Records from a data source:
##########
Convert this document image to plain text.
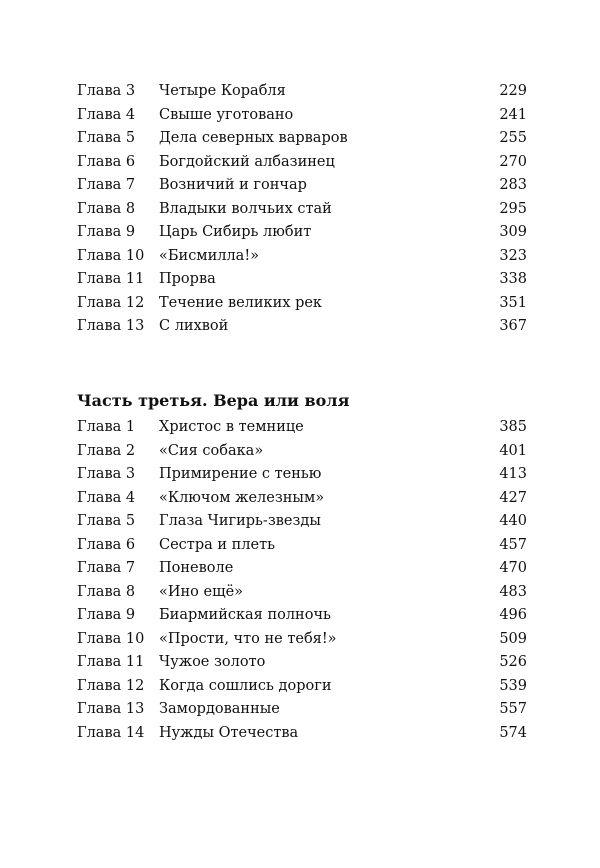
Глава 3 Четыре Корабля	229
Глава 4 Свыше уготовано	241
Глава 5 Дела северных варваров	255
Глава 6 Богдойский албазинец	270
Глава 7 Возничий и гончар	283
Глава 8 Владыки волчьих стай	295
Глава 9 Царь Сибирь любит	309
Глава 10 «Бисмилла!»	323
Глава 11 Прорва	338
Глава 12 Течение великих рек	351
Глава 13 С лихвой	367
Часть третья. Вера или воля
Глава 1 Христос в темнице	385
Глава 2 «Сия собака»	401
Глава 3 Примирение с тенью	413
Глава 4 «Ключом железным»	427
Глава 5 Глаза Чигирь-звезды	440
Глава 6 Сестра и плеть	457
Глава 7 Поневоле	470
Глава 8 «Ино ещё»	483
Глава 9 Биармийская полночь	496
Глава 10 «Прости, что не тебя!»	509
Глава 11 Чужое золото	526
Глава 12 Когда сошлись дороги	539
Глава 13 Замордованные	557
Глава 14 Нужды Отечества	574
##########
**Task description**
Print the records word for word and exclude any picture they hold.

**In response**
Convert this document image to plain text.
Глава 3 Четыре Корабля	229
Глава 4 Свыше уготовано	241
Глава 5 Дела северных варваров	255
Глава 6 Богдойский албазинец	270
Глава 7 Возничий и гончар	283
Глава 8 Владыки волчьих стай	295
Глава 9 Царь Сибирь любит	309
Глава 10 «Бисмилла!»	323
Глава 11 Прорва	338
Глава 12 Течение великих рек	351
Глава 13 С лихвой	367
Часть третья. Вера или воля
Глава 1 Христос в темнице	385
Глава 2 «Сия собака»	401
Глава 3 Примирение с тенью	413
Глава 4 «Ключом железным»	427
Глава 5 Глаза Чигирь-звезды	440
Глава 6 Сестра и плеть	457
Глава 7 Поневоле	470
Глава 8 «Ино ещё»	483
Глава 9 Биармийская полночь	496
Глава 10 «Прости, что не тебя!»	509
Глава 11 Чужое золото	526
Глава 12 Когда сошлись дороги	539
Глава 13 Замордованные	557
Глава 14 Нужды Отечества	574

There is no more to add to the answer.